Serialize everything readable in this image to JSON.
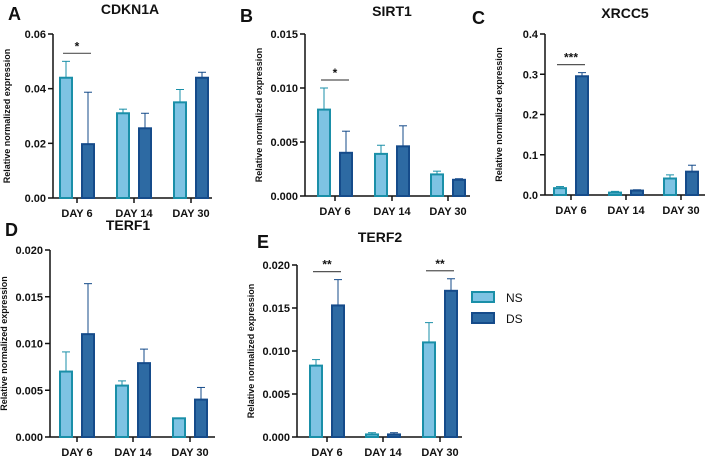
{
  "legend": [
    {
      "name": "NS",
      "color": "#7ec3e3",
      "stroke": "#1a8fa8"
    },
    {
      "name": "DS",
      "color": "#2d6aa3",
      "stroke": "#154b8a"
    }
  ],
  "chart_data": [
    {
      "type": "bar",
      "panel": "A",
      "title": "CDKN1A",
      "ylabel": "Relative normalized expression",
      "categories": [
        "DAY 6",
        "DAY 14",
        "DAY 30"
      ],
      "ylim": [
        0,
        0.06
      ],
      "yticks": [
        "0.00",
        "0.02",
        "0.04",
        "0.06"
      ],
      "series": [
        {
          "name": "NS",
          "values": [
            0.044,
            0.031,
            0.035
          ],
          "errors": [
            0.006,
            0.0015,
            0.0047
          ]
        },
        {
          "name": "DS",
          "values": [
            0.0197,
            0.0255,
            0.044
          ],
          "errors": [
            0.019,
            0.0055,
            0.002
          ]
        }
      ],
      "annotations": [
        {
          "category": "DAY 6",
          "text": "*"
        }
      ]
    },
    {
      "type": "bar",
      "panel": "B",
      "title": "SIRT1",
      "ylabel": "Relative normalized expression",
      "categories": [
        "DAY 6",
        "DAY 14",
        "DAY 30"
      ],
      "ylim": [
        0,
        0.015
      ],
      "yticks": [
        "0.000",
        "0.005",
        "0.010",
        "0.015"
      ],
      "series": [
        {
          "name": "NS",
          "values": [
            0.008,
            0.0039,
            0.002
          ],
          "errors": [
            0.002,
            0.0008,
            0.0003
          ]
        },
        {
          "name": "DS",
          "values": [
            0.004,
            0.0046,
            0.0015
          ],
          "errors": [
            0.002,
            0.0019,
            0.0001
          ]
        }
      ],
      "annotations": [
        {
          "category": "DAY 6",
          "text": "*"
        }
      ]
    },
    {
      "type": "bar",
      "panel": "C",
      "title": "XRCC5",
      "ylabel": "Relative normalized expression",
      "categories": [
        "DAY 6",
        "DAY 14",
        "DAY 30"
      ],
      "ylim": [
        0,
        0.4
      ],
      "yticks": [
        "0.0",
        "0.1",
        "0.2",
        "0.3",
        "0.4"
      ],
      "series": [
        {
          "name": "NS",
          "values": [
            0.017,
            0.006,
            0.041
          ],
          "errors": [
            0.004,
            0.003,
            0.009
          ]
        },
        {
          "name": "DS",
          "values": [
            0.295,
            0.011,
            0.058
          ],
          "errors": [
            0.009,
            0.002,
            0.016
          ]
        }
      ],
      "annotations": [
        {
          "category": "DAY 6",
          "text": "***"
        }
      ]
    },
    {
      "type": "bar",
      "panel": "D",
      "title": "TERF1",
      "ylabel": "Relative normalized expression",
      "categories": [
        "DAY 6",
        "DAY 14",
        "DAY 30"
      ],
      "ylim": [
        0,
        0.02
      ],
      "yticks": [
        "0.000",
        "0.005",
        "0.010",
        "0.015",
        "0.020"
      ],
      "series": [
        {
          "name": "NS",
          "values": [
            0.007,
            0.0055,
            0.002
          ],
          "errors": [
            0.0021,
            0.0005,
            0
          ]
        },
        {
          "name": "DS",
          "values": [
            0.011,
            0.0079,
            0.004
          ],
          "errors": [
            0.0054,
            0.0015,
            0.0013
          ]
        }
      ],
      "annotations": []
    },
    {
      "type": "bar",
      "panel": "E",
      "title": "TERF2",
      "ylabel": "Relative normalized expression",
      "categories": [
        "DAY 6",
        "DAY 14",
        "DAY 30"
      ],
      "ylim": [
        0,
        0.02
      ],
      "yticks": [
        "0.000",
        "0.005",
        "0.010",
        "0.015",
        "0.020"
      ],
      "series": [
        {
          "name": "NS",
          "values": [
            0.0083,
            0.0003,
            0.011
          ],
          "errors": [
            0.0007,
            0.0002,
            0.0023
          ]
        },
        {
          "name": "DS",
          "values": [
            0.0153,
            0.0003,
            0.017
          ],
          "errors": [
            0.003,
            0.0002,
            0.0014
          ]
        }
      ],
      "annotations": [
        {
          "category": "DAY 6",
          "text": "**"
        },
        {
          "category": "DAY 30",
          "text": "**"
        }
      ]
    }
  ]
}
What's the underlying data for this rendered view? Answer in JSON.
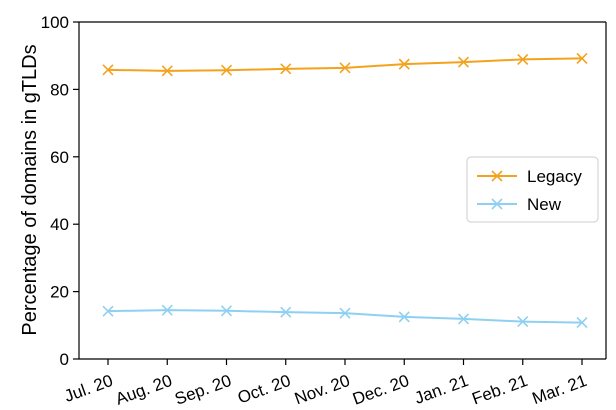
{
  "chart_data": {
    "type": "line",
    "title": "",
    "xlabel": "",
    "ylabel": "Percentage of domains in gTLDs",
    "categories": [
      "Jul. 20",
      "Aug. 20",
      "Sep. 20",
      "Oct. 20",
      "Nov. 20",
      "Dec. 20",
      "Jan. 21",
      "Feb. 21",
      "Mar. 21"
    ],
    "ylim": [
      0,
      100
    ],
    "yticks": [
      0,
      20,
      40,
      60,
      80,
      100
    ],
    "grid": false,
    "legend_position": "right",
    "series": [
      {
        "name": "Legacy",
        "color": "#F4A21D",
        "marker": "x",
        "values": [
          85.8,
          85.5,
          85.7,
          86.1,
          86.4,
          87.5,
          88.1,
          88.9,
          89.2
        ]
      },
      {
        "name": "New",
        "color": "#8FD0F2",
        "marker": "x",
        "values": [
          14.2,
          14.5,
          14.3,
          13.9,
          13.6,
          12.5,
          11.9,
          11.1,
          10.8
        ]
      }
    ]
  }
}
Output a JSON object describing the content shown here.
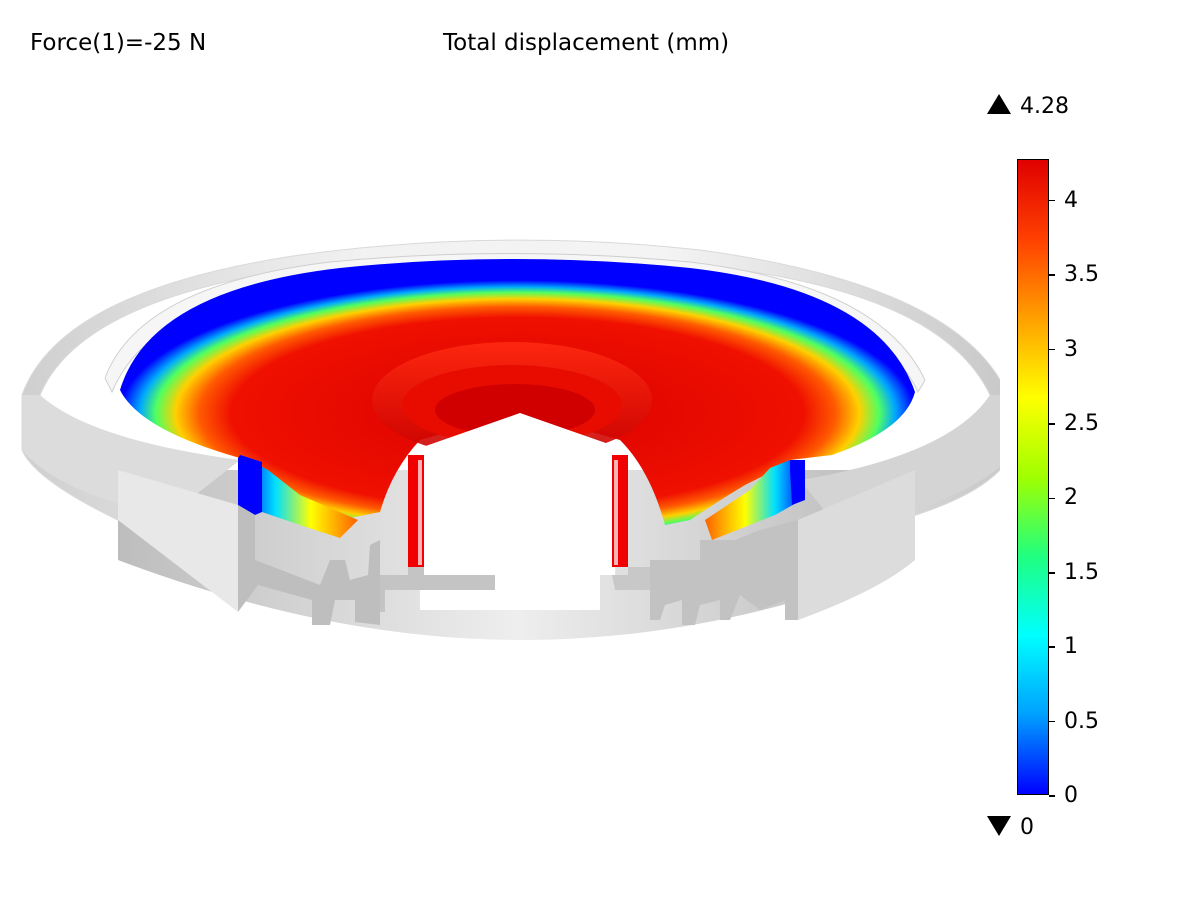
{
  "plot": {
    "parameter_label": "Force(1)=-25 N",
    "title": "Total displacement (mm)"
  },
  "legend": {
    "max_label": "4.28",
    "min_label": "0",
    "range": [
      0,
      4.28
    ],
    "colormap": "rainbow",
    "colors": [
      "#0000ff",
      "#00a0ff",
      "#00ffff",
      "#20ff80",
      "#a0ff00",
      "#ffff00",
      "#ffa000",
      "#ff4000",
      "#e00000"
    ],
    "ticks": [
      {
        "value": 0,
        "label": "0"
      },
      {
        "value": 0.5,
        "label": "0.5"
      },
      {
        "value": 1,
        "label": "1"
      },
      {
        "value": 1.5,
        "label": "1.5"
      },
      {
        "value": 2,
        "label": "2"
      },
      {
        "value": 2.5,
        "label": "2.5"
      },
      {
        "value": 3,
        "label": "3"
      },
      {
        "value": 3.5,
        "label": "3.5"
      },
      {
        "value": 4,
        "label": "4"
      }
    ]
  },
  "scene": {
    "housing_color": "#e6e6e6",
    "displaced_color": "#ff1a00",
    "fixed_color": "#0000ff"
  }
}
----------------
## GIVEN PROBLEM
Please write out all of the material above without changing a word, and omit any pictures.

## ANSWER IN FULL
Serialize everything readable in this image to JSON.
{
  "legend": [
    {
      "name": "NS",
      "color": "#7ec3e3",
      "stroke": "#1a8fa8"
    },
    {
      "name": "DS",
      "color": "#2d6aa3",
      "stroke": "#154b8a"
    }
  ],
  "chart_data": [
    {
      "type": "bar",
      "panel": "A",
      "title": "CDKN1A",
      "ylabel": "Relative normalized expression",
      "categories": [
        "DAY 6",
        "DAY 14",
        "DAY 30"
      ],
      "ylim": [
        0,
        0.06
      ],
      "yticks": [
        "0.00",
        "0.02",
        "0.04",
        "0.06"
      ],
      "series": [
        {
          "name": "NS",
          "values": [
            0.044,
            0.031,
            0.035
          ],
          "errors": [
            0.006,
            0.0015,
            0.0047
          ]
        },
        {
          "name": "DS",
          "values": [
            0.0197,
            0.0255,
            0.044
          ],
          "errors": [
            0.019,
            0.0055,
            0.002
          ]
        }
      ],
      "annotations": [
        {
          "category": "DAY 6",
          "text": "*"
        }
      ]
    },
    {
      "type": "bar",
      "panel": "B",
      "title": "SIRT1",
      "ylabel": "Relative normalized expression",
      "categories": [
        "DAY 6",
        "DAY 14",
        "DAY 30"
      ],
      "ylim": [
        0,
        0.015
      ],
      "yticks": [
        "0.000",
        "0.005",
        "0.010",
        "0.015"
      ],
      "series": [
        {
          "name": "NS",
          "values": [
            0.008,
            0.0039,
            0.002
          ],
          "errors": [
            0.002,
            0.0008,
            0.0003
          ]
        },
        {
          "name": "DS",
          "values": [
            0.004,
            0.0046,
            0.0015
          ],
          "errors": [
            0.002,
            0.0019,
            0.0001
          ]
        }
      ],
      "annotations": [
        {
          "category": "DAY 6",
          "text": "*"
        }
      ]
    },
    {
      "type": "bar",
      "panel": "C",
      "title": "XRCC5",
      "ylabel": "Relative normalized expression",
      "categories": [
        "DAY 6",
        "DAY 14",
        "DAY 30"
      ],
      "ylim": [
        0,
        0.4
      ],
      "yticks": [
        "0.0",
        "0.1",
        "0.2",
        "0.3",
        "0.4"
      ],
      "series": [
        {
          "name": "NS",
          "values": [
            0.017,
            0.006,
            0.041
          ],
          "errors": [
            0.004,
            0.003,
            0.009
          ]
        },
        {
          "name": "DS",
          "values": [
            0.295,
            0.011,
            0.058
          ],
          "errors": [
            0.009,
            0.002,
            0.016
          ]
        }
      ],
      "annotations": [
        {
          "category": "DAY 6",
          "text": "***"
        }
      ]
    },
    {
      "type": "bar",
      "panel": "D",
      "title": "TERF1",
      "ylabel": "Relative normalized expression",
      "categories": [
        "DAY 6",
        "DAY 14",
        "DAY 30"
      ],
      "ylim": [
        0,
        0.02
      ],
      "yticks": [
        "0.000",
        "0.005",
        "0.010",
        "0.015",
        "0.020"
      ],
      "series": [
        {
          "name": "NS",
          "values": [
            0.007,
            0.0055,
            0.002
          ],
          "errors": [
            0.0021,
            0.0005,
            0
          ]
        },
        {
          "name": "DS",
          "values": [
            0.011,
            0.0079,
            0.004
          ],
          "errors": [
            0.0054,
            0.0015,
            0.0013
          ]
        }
      ],
      "annotations": []
    },
    {
      "type": "bar",
      "panel": "E",
      "title": "TERF2",
      "ylabel": "Relative normalized expression",
      "categories": [
        "DAY 6",
        "DAY 14",
        "DAY 30"
      ],
      "ylim": [
        0,
        0.02
      ],
      "yticks": [
        "0.000",
        "0.005",
        "0.010",
        "0.015",
        "0.020"
      ],
      "series": [
        {
          "name": "NS",
          "values": [
            0.0083,
            0.0003,
            0.011
          ],
          "errors": [
            0.0007,
            0.0002,
            0.0023
          ]
        },
        {
          "name": "DS",
          "values": [
            0.0153,
            0.0003,
            0.017
          ],
          "errors": [
            0.003,
            0.0002,
            0.0014
          ]
        }
      ],
      "annotations": [
        {
          "category": "DAY 6",
          "text": "**"
        },
        {
          "category": "DAY 30",
          "text": "**"
        }
      ]
    }
  ]
}
What's the underlying data for this rendered view? Answer in JSON.
{
  "chart_data": {
    "type": "line",
    "title": "",
    "xlabel": "",
    "ylabel": "Percentage of domains in gTLDs",
    "categories": [
      "Jul. 20",
      "Aug. 20",
      "Sep. 20",
      "Oct. 20",
      "Nov. 20",
      "Dec. 20",
      "Jan. 21",
      "Feb. 21",
      "Mar. 21"
    ],
    "ylim": [
      0,
      100
    ],
    "yticks": [
      0,
      20,
      40,
      60,
      80,
      100
    ],
    "grid": false,
    "legend_position": "right",
    "series": [
      {
        "name": "Legacy",
        "color": "#F4A21D",
        "marker": "x",
        "values": [
          85.8,
          85.5,
          85.7,
          86.1,
          86.4,
          87.5,
          88.1,
          88.9,
          89.2
        ]
      },
      {
        "name": "New",
        "color": "#8FD0F2",
        "marker": "x",
        "values": [
          14.2,
          14.5,
          14.3,
          13.9,
          13.6,
          12.5,
          11.9,
          11.1,
          10.8
        ]
      }
    ]
  }
}
Output a JSON object describing the content shown here.
{
  "plot": {
    "parameter_label": "Force(1)=-25 N",
    "title": "Total displacement (mm)"
  },
  "legend": {
    "max_label": "4.28",
    "min_label": "0",
    "range": [
      0,
      4.28
    ],
    "colormap": "rainbow",
    "colors": [
      "#0000ff",
      "#00a0ff",
      "#00ffff",
      "#20ff80",
      "#a0ff00",
      "#ffff00",
      "#ffa000",
      "#ff4000",
      "#e00000"
    ],
    "ticks": [
      {
        "value": 0,
        "label": "0"
      },
      {
        "value": 0.5,
        "label": "0.5"
      },
      {
        "value": 1,
        "label": "1"
      },
      {
        "value": 1.5,
        "label": "1.5"
      },
      {
        "value": 2,
        "label": "2"
      },
      {
        "value": 2.5,
        "label": "2.5"
      },
      {
        "value": 3,
        "label": "3"
      },
      {
        "value": 3.5,
        "label": "3.5"
      },
      {
        "value": 4,
        "label": "4"
      }
    ]
  },
  "scene": {
    "housing_color": "#e6e6e6",
    "displaced_color": "#ff1a00",
    "fixed_color": "#0000ff"
  }
}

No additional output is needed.